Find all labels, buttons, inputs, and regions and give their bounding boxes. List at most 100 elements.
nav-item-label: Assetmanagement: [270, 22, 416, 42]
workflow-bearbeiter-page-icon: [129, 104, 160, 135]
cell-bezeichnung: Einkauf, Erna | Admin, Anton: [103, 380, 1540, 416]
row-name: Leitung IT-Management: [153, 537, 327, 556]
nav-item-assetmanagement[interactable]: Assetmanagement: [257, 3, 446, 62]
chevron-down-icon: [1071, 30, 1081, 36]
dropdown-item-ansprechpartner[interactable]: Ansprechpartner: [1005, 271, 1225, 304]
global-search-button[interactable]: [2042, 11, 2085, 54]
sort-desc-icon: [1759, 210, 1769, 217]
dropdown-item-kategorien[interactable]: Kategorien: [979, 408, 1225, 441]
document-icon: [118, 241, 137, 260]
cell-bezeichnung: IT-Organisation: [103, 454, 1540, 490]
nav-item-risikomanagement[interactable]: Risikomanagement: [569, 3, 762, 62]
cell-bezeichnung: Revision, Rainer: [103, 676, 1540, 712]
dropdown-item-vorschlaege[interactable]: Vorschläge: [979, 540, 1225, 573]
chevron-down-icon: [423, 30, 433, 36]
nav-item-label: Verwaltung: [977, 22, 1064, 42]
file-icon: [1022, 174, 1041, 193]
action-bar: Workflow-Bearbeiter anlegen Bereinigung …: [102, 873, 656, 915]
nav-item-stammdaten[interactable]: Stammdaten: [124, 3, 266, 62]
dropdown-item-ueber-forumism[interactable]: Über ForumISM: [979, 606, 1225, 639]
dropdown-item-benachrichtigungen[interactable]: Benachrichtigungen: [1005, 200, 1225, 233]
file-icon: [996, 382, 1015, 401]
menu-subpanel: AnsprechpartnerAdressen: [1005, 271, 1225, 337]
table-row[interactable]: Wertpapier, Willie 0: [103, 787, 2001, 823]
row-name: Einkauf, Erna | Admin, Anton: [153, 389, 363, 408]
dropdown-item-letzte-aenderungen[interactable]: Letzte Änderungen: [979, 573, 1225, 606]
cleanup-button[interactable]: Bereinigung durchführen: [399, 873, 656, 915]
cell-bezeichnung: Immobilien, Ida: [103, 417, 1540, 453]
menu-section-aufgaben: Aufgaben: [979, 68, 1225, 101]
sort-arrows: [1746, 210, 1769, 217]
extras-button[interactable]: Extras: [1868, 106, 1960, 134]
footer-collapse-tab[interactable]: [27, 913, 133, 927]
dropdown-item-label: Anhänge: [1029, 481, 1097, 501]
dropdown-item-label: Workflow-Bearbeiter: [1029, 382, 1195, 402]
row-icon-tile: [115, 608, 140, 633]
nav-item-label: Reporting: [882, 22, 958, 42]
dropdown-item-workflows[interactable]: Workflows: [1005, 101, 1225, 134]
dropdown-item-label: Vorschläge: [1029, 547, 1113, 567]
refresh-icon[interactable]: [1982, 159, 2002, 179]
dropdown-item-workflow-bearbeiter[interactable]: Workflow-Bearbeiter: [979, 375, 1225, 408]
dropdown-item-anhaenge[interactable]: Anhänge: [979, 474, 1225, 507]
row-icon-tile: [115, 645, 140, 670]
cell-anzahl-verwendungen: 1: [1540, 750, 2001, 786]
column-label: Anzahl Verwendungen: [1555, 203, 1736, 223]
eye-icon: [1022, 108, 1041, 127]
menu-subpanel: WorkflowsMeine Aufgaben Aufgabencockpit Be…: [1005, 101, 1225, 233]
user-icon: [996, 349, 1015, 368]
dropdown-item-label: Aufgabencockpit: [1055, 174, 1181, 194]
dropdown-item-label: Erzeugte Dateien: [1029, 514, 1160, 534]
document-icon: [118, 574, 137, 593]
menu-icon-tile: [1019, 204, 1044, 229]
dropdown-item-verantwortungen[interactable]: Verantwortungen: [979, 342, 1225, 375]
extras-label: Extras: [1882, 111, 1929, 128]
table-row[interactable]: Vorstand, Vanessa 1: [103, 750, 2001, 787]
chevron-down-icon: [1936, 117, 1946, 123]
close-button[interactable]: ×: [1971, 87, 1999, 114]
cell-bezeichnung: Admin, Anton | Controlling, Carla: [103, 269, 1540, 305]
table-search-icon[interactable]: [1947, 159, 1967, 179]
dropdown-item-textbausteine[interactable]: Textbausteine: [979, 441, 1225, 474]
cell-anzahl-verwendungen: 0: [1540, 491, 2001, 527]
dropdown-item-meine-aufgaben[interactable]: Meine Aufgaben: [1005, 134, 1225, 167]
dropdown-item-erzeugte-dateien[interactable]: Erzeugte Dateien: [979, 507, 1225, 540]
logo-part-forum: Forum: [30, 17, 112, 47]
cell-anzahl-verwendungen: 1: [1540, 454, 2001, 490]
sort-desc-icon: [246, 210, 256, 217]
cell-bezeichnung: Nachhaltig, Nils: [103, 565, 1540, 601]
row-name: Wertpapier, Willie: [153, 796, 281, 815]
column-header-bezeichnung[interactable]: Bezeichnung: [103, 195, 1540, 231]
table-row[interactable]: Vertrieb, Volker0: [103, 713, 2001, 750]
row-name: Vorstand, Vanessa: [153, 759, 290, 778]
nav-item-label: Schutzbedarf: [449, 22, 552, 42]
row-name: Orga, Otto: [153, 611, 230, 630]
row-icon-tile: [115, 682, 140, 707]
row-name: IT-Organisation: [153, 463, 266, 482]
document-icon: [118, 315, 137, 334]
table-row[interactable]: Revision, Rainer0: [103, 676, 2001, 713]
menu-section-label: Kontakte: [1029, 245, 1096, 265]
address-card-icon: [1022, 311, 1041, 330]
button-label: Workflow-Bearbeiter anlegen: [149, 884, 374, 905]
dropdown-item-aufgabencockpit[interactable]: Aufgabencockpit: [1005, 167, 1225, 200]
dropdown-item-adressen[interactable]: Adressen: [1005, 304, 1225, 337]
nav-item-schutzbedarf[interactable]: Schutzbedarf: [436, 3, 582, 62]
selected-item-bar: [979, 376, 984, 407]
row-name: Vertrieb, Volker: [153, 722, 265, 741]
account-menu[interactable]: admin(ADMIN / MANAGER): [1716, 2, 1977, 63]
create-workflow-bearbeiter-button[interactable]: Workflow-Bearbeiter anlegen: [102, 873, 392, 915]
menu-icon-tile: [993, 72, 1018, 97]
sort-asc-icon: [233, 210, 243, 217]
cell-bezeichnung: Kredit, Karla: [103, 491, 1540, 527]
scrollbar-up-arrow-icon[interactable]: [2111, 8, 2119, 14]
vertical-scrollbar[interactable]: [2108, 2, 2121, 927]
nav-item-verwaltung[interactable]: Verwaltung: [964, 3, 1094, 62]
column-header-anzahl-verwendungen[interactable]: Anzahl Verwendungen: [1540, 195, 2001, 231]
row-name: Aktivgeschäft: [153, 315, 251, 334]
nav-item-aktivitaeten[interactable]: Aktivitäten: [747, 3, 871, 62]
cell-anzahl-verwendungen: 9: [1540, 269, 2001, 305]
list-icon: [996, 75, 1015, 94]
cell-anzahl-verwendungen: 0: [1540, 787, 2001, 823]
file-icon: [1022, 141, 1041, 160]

* [WHAT YOU NEED TO DO] Copy out all of the material above word for word, without changing anything.

* [ANSWER TO THE EXERCISE]
Find all labels, buttons, inputs, and regions and give their bounding boxes. List at most 100 elements.
nav-item-label: Assetmanagement: [270, 22, 416, 42]
workflow-bearbeiter-page-icon: [129, 104, 160, 135]
cell-bezeichnung: Einkauf, Erna | Admin, Anton: [103, 380, 1540, 416]
row-name: Leitung IT-Management: [153, 537, 327, 556]
nav-item-assetmanagement[interactable]: Assetmanagement: [257, 3, 446, 62]
chevron-down-icon: [1071, 30, 1081, 36]
dropdown-item-ansprechpartner[interactable]: Ansprechpartner: [1005, 271, 1225, 304]
global-search-button[interactable]: [2042, 11, 2085, 54]
sort-desc-icon: [1759, 210, 1769, 217]
dropdown-item-kategorien[interactable]: Kategorien: [979, 408, 1225, 441]
document-icon: [118, 241, 137, 260]
cell-bezeichnung: IT-Organisation: [103, 454, 1540, 490]
nav-item-risikomanagement[interactable]: Risikomanagement: [569, 3, 762, 62]
cell-bezeichnung: Revision, Rainer: [103, 676, 1540, 712]
dropdown-item-vorschlaege[interactable]: Vorschläge: [979, 540, 1225, 573]
chevron-down-icon: [423, 30, 433, 36]
nav-item-label: Verwaltung: [977, 22, 1064, 42]
file-icon: [1022, 174, 1041, 193]
action-bar: Workflow-Bearbeiter anlegen Bereinigung …: [102, 873, 656, 915]
nav-item-stammdaten[interactable]: Stammdaten: [124, 3, 266, 62]
dropdown-item-ueber-forumism[interactable]: Über ForumISM: [979, 606, 1225, 639]
dropdown-item-benachrichtigungen[interactable]: Benachrichtigungen: [1005, 200, 1225, 233]
file-icon: [996, 382, 1015, 401]
menu-subpanel: AnsprechpartnerAdressen: [1005, 271, 1225, 337]
table-row[interactable]: Wertpapier, Willie 0: [103, 787, 2001, 823]
row-name: Einkauf, Erna | Admin, Anton: [153, 389, 363, 408]
dropdown-item-letzte-aenderungen[interactable]: Letzte Änderungen: [979, 573, 1225, 606]
cleanup-button[interactable]: Bereinigung durchführen: [399, 873, 656, 915]
cell-bezeichnung: Immobilien, Ida: [103, 417, 1540, 453]
menu-section-aufgaben: Aufgaben: [979, 68, 1225, 101]
sort-arrows: [1746, 210, 1769, 217]
extras-button[interactable]: Extras: [1868, 106, 1960, 134]
footer-collapse-tab[interactable]: [27, 913, 133, 927]
dropdown-item-label: Anhänge: [1029, 481, 1097, 501]
dropdown-item-label: Workflow-Bearbeiter: [1029, 382, 1195, 402]
row-icon-tile: [115, 608, 140, 633]
nav-item-label: Reporting: [882, 22, 958, 42]
dropdown-item-workflows[interactable]: Workflows: [1005, 101, 1225, 134]
dropdown-item-label: Vorschläge: [1029, 547, 1113, 567]
refresh-icon[interactable]: [1982, 159, 2002, 179]
dropdown-item-workflow-bearbeiter[interactable]: Workflow-Bearbeiter: [979, 375, 1225, 408]
dropdown-item-anhaenge[interactable]: Anhänge: [979, 474, 1225, 507]
row-icon-tile: [115, 645, 140, 670]
cell-anzahl-verwendungen: 1: [1540, 750, 2001, 786]
column-label: Anzahl Verwendungen: [1555, 203, 1736, 223]
eye-icon: [1022, 108, 1041, 127]
menu-subpanel: WorkflowsMeine Aufgaben Aufgabencockpit Be…: [1005, 101, 1225, 233]
user-icon: [996, 349, 1015, 368]
dropdown-item-label: Aufgabencockpit: [1055, 174, 1181, 194]
dropdown-item-label: Erzeugte Dateien: [1029, 514, 1160, 534]
document-icon: [118, 574, 137, 593]
menu-icon-tile: [1019, 204, 1044, 229]
dropdown-item-verantwortungen[interactable]: Verantwortungen: [979, 342, 1225, 375]
extras-label: Extras: [1882, 111, 1929, 128]
table-row[interactable]: Vorstand, Vanessa 1: [103, 750, 2001, 787]
chevron-down-icon: [1936, 117, 1946, 123]
close-button[interactable]: ×: [1971, 87, 1999, 114]
cell-bezeichnung: Admin, Anton | Controlling, Carla: [103, 269, 1540, 305]
table-search-icon[interactable]: [1947, 159, 1967, 179]
dropdown-item-textbausteine[interactable]: Textbausteine: [979, 441, 1225, 474]
cell-anzahl-verwendungen: 0: [1540, 491, 2001, 527]
dropdown-item-meine-aufgaben[interactable]: Meine Aufgaben: [1005, 134, 1225, 167]
dropdown-item-erzeugte-dateien[interactable]: Erzeugte Dateien: [979, 507, 1225, 540]
logo-part-forum: Forum: [30, 17, 112, 47]
cell-anzahl-verwendungen: 1: [1540, 454, 2001, 490]
sort-desc-icon: [246, 210, 256, 217]
cell-bezeichnung: Nachhaltig, Nils: [103, 565, 1540, 601]
row-name: Wertpapier, Willie: [153, 796, 281, 815]
column-header-bezeichnung[interactable]: Bezeichnung: [103, 195, 1540, 231]
table-row[interactable]: Vertrieb, Volker0: [103, 713, 2001, 750]
row-name: Vorstand, Vanessa: [153, 759, 290, 778]
nav-item-label: Schutzbedarf: [449, 22, 552, 42]
row-name: Orga, Otto: [153, 611, 230, 630]
row-icon-tile: [115, 682, 140, 707]
row-name: IT-Organisation: [153, 463, 266, 482]
document-icon: [118, 315, 137, 334]
table-row[interactable]: Revision, Rainer0: [103, 676, 2001, 713]
menu-section-label: Kontakte: [1029, 245, 1096, 265]
address-card-icon: [1022, 311, 1041, 330]
button-label: Workflow-Bearbeiter anlegen: [149, 884, 374, 905]
dropdown-item-aufgabencockpit[interactable]: Aufgabencockpit: [1005, 167, 1225, 200]
dropdown-item-adressen[interactable]: Adressen: [1005, 304, 1225, 337]
nav-item-schutzbedarf[interactable]: Schutzbedarf: [436, 3, 582, 62]
selected-item-bar: [979, 376, 984, 407]
row-name: Vertrieb, Volker: [153, 722, 265, 741]
account-menu[interactable]: admin(ADMIN / MANAGER): [1716, 2, 1977, 63]
create-workflow-bearbeiter-button[interactable]: Workflow-Bearbeiter anlegen: [102, 873, 392, 915]
menu-icon-tile: [993, 72, 1018, 97]
sort-asc-icon: [233, 210, 243, 217]
cell-bezeichnung: Kredit, Karla: [103, 491, 1540, 527]
scrollbar-up-arrow-icon[interactable]: [2111, 8, 2119, 14]
vertical-scrollbar[interactable]: [2108, 2, 2121, 927]
nav-item-verwaltung[interactable]: Verwaltung: [964, 3, 1094, 62]
column-header-anzahl-verwendungen[interactable]: Anzahl Verwendungen: [1540, 195, 2001, 231]
row-name: Aktivgeschäft: [153, 315, 251, 334]
nav-item-aktivitaeten[interactable]: Aktivitäten: [747, 3, 871, 62]
cell-anzahl-verwendungen: 9: [1540, 269, 2001, 305]
list-icon: [996, 75, 1015, 94]
cell-anzahl-verwendungen: 0: [1540, 787, 2001, 823]
file-icon: [1022, 141, 1041, 160]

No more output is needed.